[Data for this exercise]
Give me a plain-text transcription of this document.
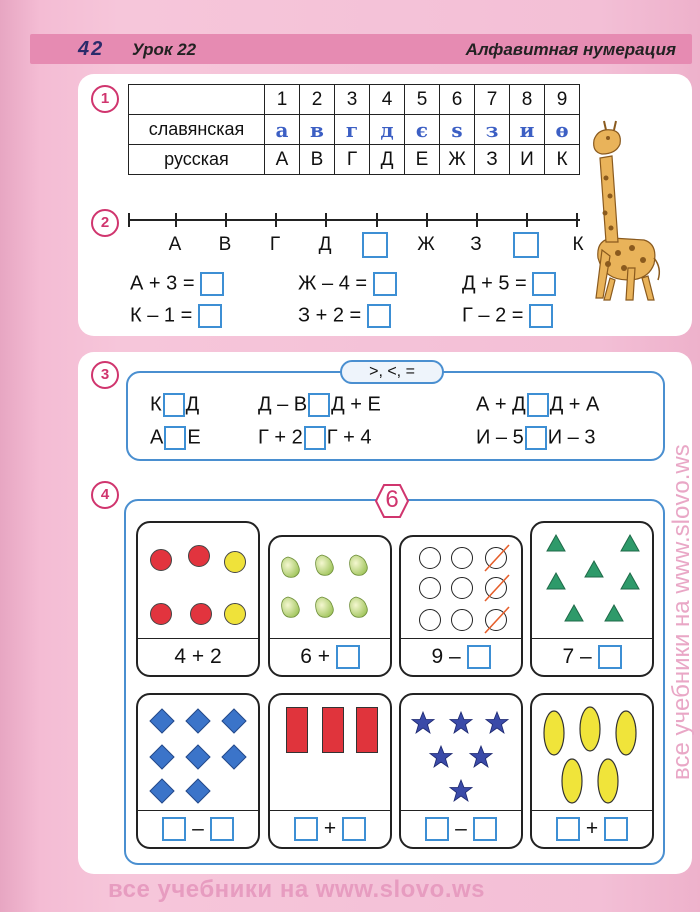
42 Урок 22	Алфавитная нумерация
1
		1	2	3	4	5	6	7	8	9
славянская	а	в	г	д	є	ѕ	з	и	ѳ
русская	А	В	Г	Д	Е	Ж	З	И	К
2
А В	Г	Д	Ж	З	К
А + 3 =	Ж – 4 =	Д + 5 =
К – 1 =	З + 2 =	Г – 2 =
3	>, <, =
К Д	Д – В Д + Е	А + Д Д + А
А Е	Г + 2 Г + 4	И – 5 И – 3
4	6
4 + 2	6 +	9 –	7 –
–	+	–	+
все учебники на www.slovo.ws
все учебники на www.slovo.ws
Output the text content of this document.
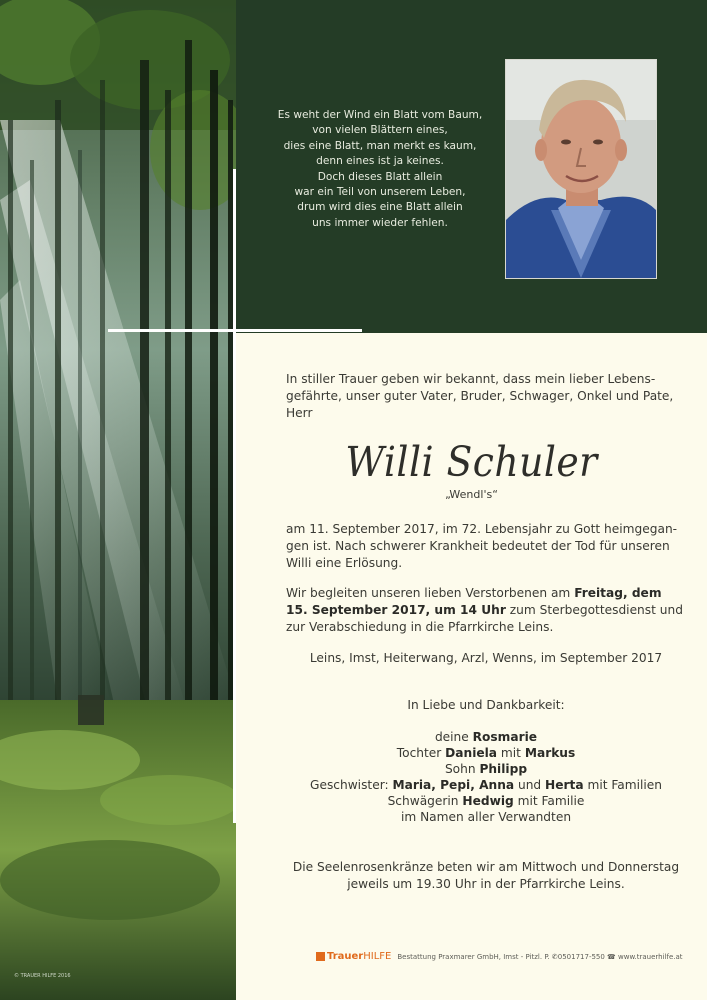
Es weht der Wind ein Blatt vom Baum,
von vielen Blättern eines,
dies eine Blatt, man merkt es kaum,
denn eines ist ja keines.
Doch dieses Blatt allein
war ein Teil von unserem Leben,
drum wird dies eine Blatt allein
uns immer wieder fehlen.
In stiller Trauer geben wir bekannt, dass mein lieber Lebens-
gefährte, unser guter Vater, Bruder, Schwager, Onkel und Pate,
Herr
Willi Schuler
„Wendl's“
am 11. September 2017, im 72. Lebensjahr zu Gott heimgegan-
gen ist. Nach schwerer Krankheit bedeutet der Tod für unseren
Willi eine Erlösung.
Wir begleiten unseren lieben Verstorbenen am Freitag, dem
15. September 2017, um 14 Uhr zum Sterbegottesdienst und
zur Verabschiedung in die Pfarrkirche Leins.
Leins, Imst, Heiterwang, Arzl, Wenns, im September 2017
In Liebe und Dankbarkeit:
deine Rosmarie
Tochter Daniela mit Markus
Sohn Philipp
Geschwister: Maria, Pepi, Anna und Herta mit Familien
Schwägerin Hedwig mit Familie
im Namen aller Verwandten
Die Seelenrosenkränze beten wir am Mittwoch und Donnerstag
jeweils um 19.30 Uhr in der Pfarrkirche Leins.
TrauerHILFE Bestattung Praxmarer GmbH, Imst - Pitzl. P. ✆0501717-550 ☎ www.trauerhilfe.at
© TRAUER HILFE 2016
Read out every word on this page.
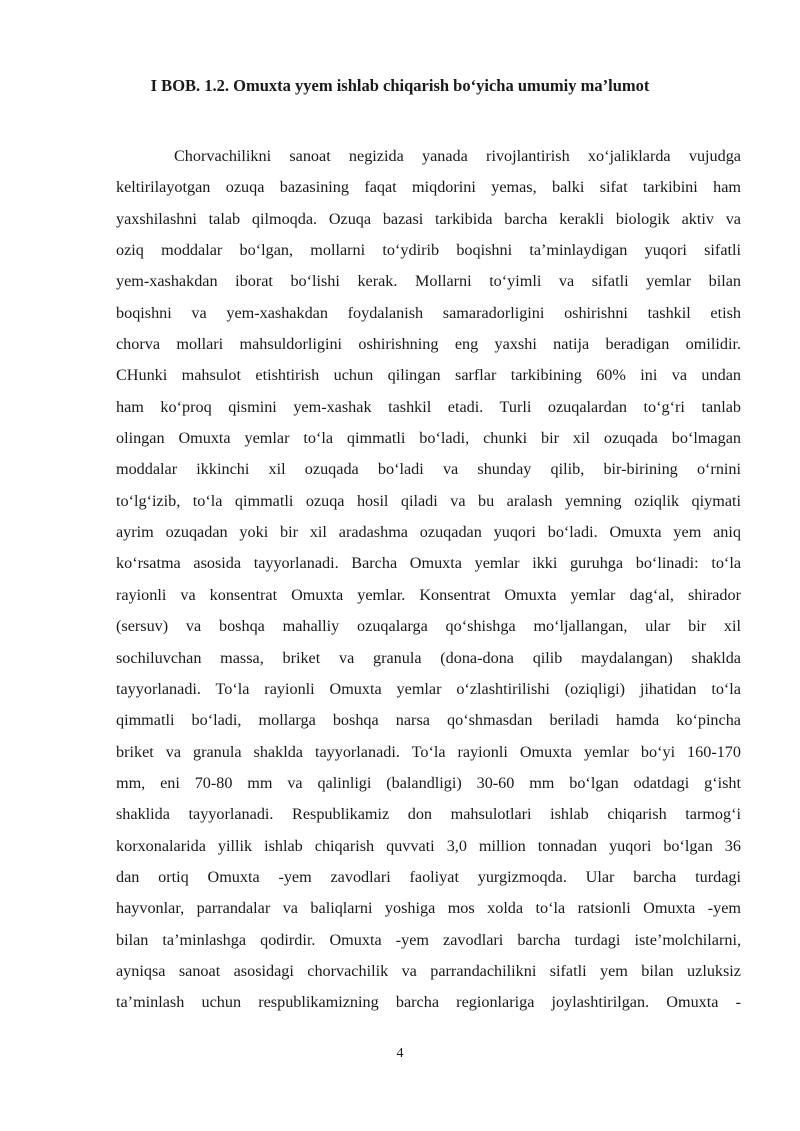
I BOB. 1.2. Omuxta yyem ishlab chiqarish bo‘yicha umumiy ma’lumot
Chorvachilikni sanoat negizida yanada rivojlantirish xo‘jaliklarda vujudga
keltirilayotgan ozuqa bazasining faqat miqdorini yemas, balki sifat tarkibini ham
yaxshilashni talab qilmoqda. Ozuqa bazasi tarkibida barcha kerakli biologik aktiv va
oziq moddalar bo‘lgan, mollarni to‘ydirib boqishni ta’minlaydigan yuqori sifatli
yem-xashakdan iborat bo‘lishi kerak. Mollarni to‘yimli va sifatli yemlar bilan
boqishni va yem-xashakdan foydalanish samaradorligini oshirishni tashkil etish
chorva mollari mahsuldorligini oshirishning eng yaxshi natija beradigan omilidir.
CHunki mahsulot etishtirish uchun qilingan sarflar tarkibining 60% ini va undan
ham ko‘proq qismini yem-xashak tashkil etadi. Turli ozuqalardan to‘g‘ri tanlab
olingan Omuxta yemlar to‘la qimmatli bo‘ladi, chunki bir xil ozuqada bo‘lmagan
moddalar ikkinchi xil ozuqada bo‘ladi va shunday qilib, bir-birining o‘rnini
to‘lg‘izib, to‘la qimmatli ozuqa hosil qiladi va bu aralash yemning oziqlik qiymati
ayrim ozuqadan yoki bir xil aradashma ozuqadan yuqori bo‘ladi. Omuxta yem aniq
ko‘rsatma asosida tayyorlanadi. Barcha Omuxta yemlar ikki guruhga bo‘linadi: to‘la
rayionli va konsentrat Omuxta yemlar. Konsentrat Omuxta yemlar dag‘al, shirador
(sersuv) va boshqa mahalliy ozuqalarga qo‘shishga mo‘ljallangan, ular bir xil
sochiluvchan massa, briket va granula (dona-dona qilib maydalangan) shaklda
tayyorlanadi. To‘la rayionli Omuxta yemlar o‘zlashtirilishi (oziqligi) jihatidan to‘la
qimmatli bo‘ladi, mollarga boshqa narsa qo‘shmasdan beriladi hamda ko‘pincha
briket va granula shaklda tayyorlanadi. To‘la rayionli Omuxta yemlar bo‘yi 160-170
mm, eni 70-80 mm va qalinligi (balandligi) 30-60 mm bo‘lgan odatdagi g‘isht
shaklida tayyorlanadi. Respublikamiz don mahsulotlari ishlab chiqarish tarmog‘i
korxonalarida yillik ishlab chiqarish quvvati 3,0 million tonnadan yuqori bo‘lgan 36
dan ortiq Omuxta -yem zavodlari faoliyat yurgizmoqda. Ular barcha turdagi
hayvonlar, parrandalar va baliqlarni yoshiga mos xolda to‘la ratsionli Omuxta -yem
bilan ta’minlashga qodirdir. Omuxta -yem zavodlari barcha turdagi iste’molchilarni,
ayniqsa sanoat asosidagi chorvachilik va parrandachilikni sifatli yem bilan uzluksiz
ta’minlash uchun respublikamizning barcha regionlariga joylashtirilgan. Omuxta -
4
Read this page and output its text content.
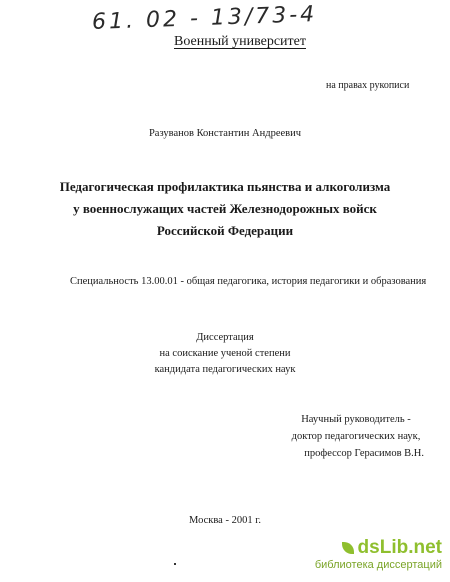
61. 02 - 13/73-4
Военный университет
на правах рукописи
Разуванов Константин Андреевич
Педагогическая профилактика пьянства и алкоголизма
у военнослужащих частей Железнодорожных войск
Российской Федерации
Специальность 13.00.01 - общая педагогика, история педагогики и образования
Диссертация
на соискание ученой степени
кандидата педагогических наук
Научный руководитель -
доктор педагогических наук,
профессор Герасимов В.Н.
Москва - 2001 г.
dsLib.net
библиотека диссертаций
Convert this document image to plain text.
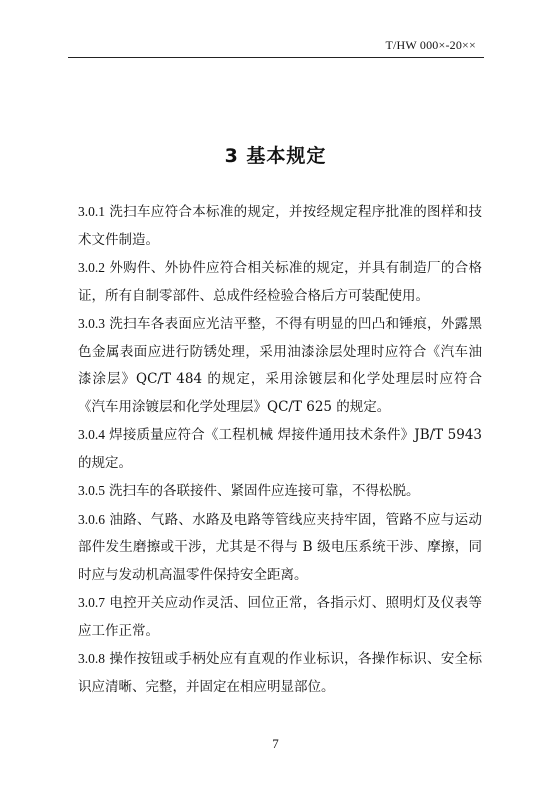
T/HW 000×-20××
3 基本规定

3.0.1 洗扫车应符合本标准的规定，并按经规定程序批准的图样和技术文件制造。

3.0.2 外购件、外协件应符合相关标准的规定，并具有制造厂的合格证，所有自制零部件、总成件经检验合格后方可装配使用。

3.0.3 洗扫车各表面应光洁平整，不得有明显的凹凸和锤痕，外露黑色金属表面应进行防锈处理，采用油漆涂层处理时应符合《汽车油漆涂层》QC/T 484 的规定，采用涂镀层和化学处理层时应符合《汽车用涂镀层和化学处理层》QC/T 625 的规定。

3.0.4 焊接质量应符合《工程机械 焊接件通用技术条件》JB/T 5943 的规定。

3.0.5 洗扫车的各联接件、紧固件应连接可靠，不得松脱。

3.0.6 油路、气路、水路及电路等管线应夹持牢固，管路不应与运动部件发生磨擦或干涉，尤其是不得与 B 级电压系统干涉、摩擦，同时应与发动机高温零件保持安全距离。

3.0.7 电控开关应动作灵活、回位正常，各指示灯、照明灯及仪表等应工作正常。

3.0.8 操作按钮或手柄处应有直观的作业标识，各操作标识、安全标识应清晰、完整，并固定在相应明显部位。

7
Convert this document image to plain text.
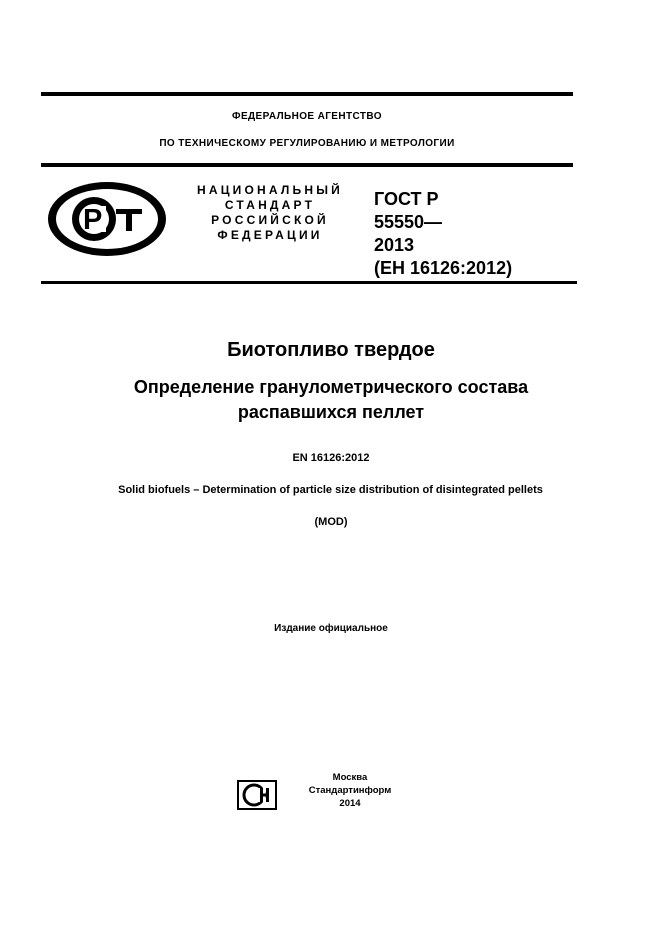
ФЕДЕРАЛЬНОЕ АГЕНТСТВО
ПО ТЕХНИЧЕСКОМУ РЕГУЛИРОВАНИЮ И МЕТРОЛОГИИ
P
НАЦИОНАЛЬНЫЙ
СТАНДАРТ
РОССИЙСКОЙ
ФЕДЕРАЦИИ
ГОСТ Р
55550—
2013
(ЕН 16126:2012)
Биотопливо твердое
Определение гранулометрического состава
распавшихся пеллет
EN 16126:2012
Solid biofuels – Determination of particle size distribution of disintegrated pellets
(MOD)
Издание официальное
Москва
Стандартинформ
2014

[Exercise task]
Repeat the material above in full and exactly, omitting the pictures.

[Result]
Give me a plain-text transcription of this document.
42 Урок 22	Алфавитная нумерация
1
		1	2	3	4	5	6	7	8	9
славянская	а	в	г	д	є	ѕ	з	и	ѳ
русская	А	В	Г	Д	Е	Ж	З	И	К
2
А В	Г	Д	Ж	З	К
А + 3 =	Ж – 4 =	Д + 5 =
К – 1 =	З + 2 =	Г – 2 =
3	>, <, =
К Д	Д – В Д + Е	А + Д Д + А
А Е	Г + 2 Г + 4	И – 5 И – 3
4	6
4 + 2	6 +	9 –	7 –
–	+	–	+
все учебники на www.slovo.ws
все учебники на www.slovo.ws
Output the text content of this document.
Es weht der Wind ein Blatt vom Baum,
von vielen Blättern eines,
dies eine Blatt, man merkt es kaum,
denn eines ist ja keines.
Doch dieses Blatt allein
war ein Teil von unserem Leben,
drum wird dies eine Blatt allein
uns immer wieder fehlen.
In stiller Trauer geben wir bekannt, dass mein lieber Lebens-
gefährte, unser guter Vater, Bruder, Schwager, Onkel und Pate,
Herr
Willi Schuler
„Wendl's“
am 11. September 2017, im 72. Lebensjahr zu Gott heimgegan-
gen ist. Nach schwerer Krankheit bedeutet der Tod für unseren
Willi eine Erlösung.
Wir begleiten unseren lieben Verstorbenen am Freitag, dem
15. September 2017, um 14 Uhr zum Sterbegottesdienst und
zur Verabschiedung in die Pfarrkirche Leins.
Leins, Imst, Heiterwang, Arzl, Wenns, im September 2017
In Liebe und Dankbarkeit:
deine Rosmarie
Tochter Daniela mit Markus
Sohn Philipp
Geschwister: Maria, Pepi, Anna und Herta mit Familien
Schwägerin Hedwig mit Familie
im Namen aller Verwandten
Die Seelenrosenkränze beten wir am Mittwoch und Donnerstag
jeweils um 19.30 Uhr in der Pfarrkirche Leins.
TrauerHILFE Bestattung Praxmarer GmbH, Imst - Pitzl. P. ✆0501717-550 ☎ www.trauerhilfe.at
© TRAUER HILFE 2016
Read out every word on this page.
I BOB. 1.2. Omuxta yyem ishlab chiqarish bo‘yicha umumiy ma’lumot
Chorvachilikni sanoat negizida yanada rivojlantirish xo‘jaliklarda vujudga
keltirilayotgan ozuqa bazasining faqat miqdorini yemas, balki sifat tarkibini ham
yaxshilashni talab qilmoqda. Ozuqa bazasi tarkibida barcha kerakli biologik aktiv va
oziq moddalar bo‘lgan, mollarni to‘ydirib boqishni ta’minlaydigan yuqori sifatli
yem-xashakdan iborat bo‘lishi kerak. Mollarni to‘yimli va sifatli yemlar bilan
boqishni va yem-xashakdan foydalanish samaradorligini oshirishni tashkil etish
chorva mollari mahsuldorligini oshirishning eng yaxshi natija beradigan omilidir.
CHunki mahsulot etishtirish uchun qilingan sarflar tarkibining 60% ini va undan
ham ko‘proq qismini yem-xashak tashkil etadi. Turli ozuqalardan to‘g‘ri tanlab
olingan Omuxta yemlar to‘la qimmatli bo‘ladi, chunki bir xil ozuqada bo‘lmagan
moddalar ikkinchi xil ozuqada bo‘ladi va shunday qilib, bir-birining o‘rnini
to‘lg‘izib, to‘la qimmatli ozuqa hosil qiladi va bu aralash yemning oziqlik qiymati
ayrim ozuqadan yoki bir xil aradashma ozuqadan yuqori bo‘ladi. Omuxta yem aniq
ko‘rsatma asosida tayyorlanadi. Barcha Omuxta yemlar ikki guruhga bo‘linadi: to‘la
rayionli va konsentrat Omuxta yemlar. Konsentrat Omuxta yemlar dag‘al, shirador
(sersuv) va boshqa mahalliy ozuqalarga qo‘shishga mo‘ljallangan, ular bir xil
sochiluvchan massa, briket va granula (dona-dona qilib maydalangan) shaklda
tayyorlanadi. To‘la rayionli Omuxta yemlar o‘zlashtirilishi (oziqligi) jihatidan to‘la
qimmatli bo‘ladi, mollarga boshqa narsa qo‘shmasdan beriladi hamda ko‘pincha
briket va granula shaklda tayyorlanadi. To‘la rayionli Omuxta yemlar bo‘yi 160-170
mm, eni 70-80 mm va qalinligi (balandligi) 30-60 mm bo‘lgan odatdagi g‘isht
shaklida tayyorlanadi. Respublikamiz don mahsulotlari ishlab chiqarish tarmog‘i
korxonalarida yillik ishlab chiqarish quvvati 3,0 million tonnadan yuqori bo‘lgan 36
dan ortiq Omuxta -yem zavodlari faoliyat yurgizmoqda. Ular barcha turdagi
hayvonlar, parrandalar va baliqlarni yoshiga mos xolda to‘la ratsionli Omuxta -yem
bilan ta’minlashga qodirdir. Omuxta -yem zavodlari barcha turdagi iste’molchilarni,
ayniqsa sanoat asosidagi chorvachilik va parrandachilikni sifatli yem bilan uzluksiz
ta’minlash uchun respublikamizning barcha regionlariga joylashtirilgan. Omuxta -
4
Read this page and output its text content.
61. 02 - 13/73-4
Военный университет
на правах рукописи
Разуванов Константин Андреевич
Педагогическая профилактика пьянства и алкоголизма
у военнослужащих частей Железнодорожных войск
Российской Федерации
Специальность 13.00.01 - общая педагогика, история педагогики и образования
Диссертация
на соискание ученой степени
кандидата педагогических наук
Научный руководитель -
доктор педагогических наук,
профессор Герасимов В.Н.
Москва - 2001 г.
dsLib.net
библиотека диссертаций
Convert this document image to plain text.
T/HW 000×-20××
3 基本规定

3.0.1 洗扫车应符合本标准的规定，并按经规定程序批准的图样和技术文件制造。

3.0.2 外购件、外协件应符合相关标准的规定，并具有制造厂的合格证，所有自制零部件、总成件经检验合格后方可装配使用。

3.0.3 洗扫车各表面应光洁平整，不得有明显的凹凸和锤痕，外露黑色金属表面应进行防锈处理，采用油漆涂层处理时应符合《汽车油漆涂层》QC/T 484 的规定，采用涂镀层和化学处理层时应符合《汽车用涂镀层和化学处理层》QC/T 625 的规定。

3.0.4 焊接质量应符合《工程机械 焊接件通用技术条件》JB/T 5943 的规定。

3.0.5 洗扫车的各联接件、紧固件应连接可靠，不得松脱。

3.0.6 油路、气路、水路及电路等管线应夹持牢固，管路不应与运动部件发生磨擦或干涉，尤其是不得与 B 级电压系统干涉、摩擦，同时应与发动机高温零件保持安全距离。

3.0.7 电控开关应动作灵活、回位正常，各指示灯、照明灯及仪表等应工作正常。

3.0.8 操作按钮或手柄处应有直观的作业标识，各操作标识、安全标识应清晰、完整，并固定在相应明显部位。

7
Convert this document image to plain text.
ФЕДЕРАЛЬНОЕ АГЕНТСТВО
ПО ТЕХНИЧЕСКОМУ РЕГУЛИРОВАНИЮ И МЕТРОЛОГИИ
P
НАЦИОНАЛЬНЫЙ
СТАНДАРТ
РОССИЙСКОЙ
ФЕДЕРАЦИИ
ГОСТ Р
55550—
2013
(ЕН 16126:2012)
Биотопливо твердое
Определение гранулометрического состава
распавшихся пеллет
EN 16126:2012
Solid biofuels – Determination of particle size distribution of disintegrated pellets
(MOD)
Издание официальное
Москва
Стандартинформ
2014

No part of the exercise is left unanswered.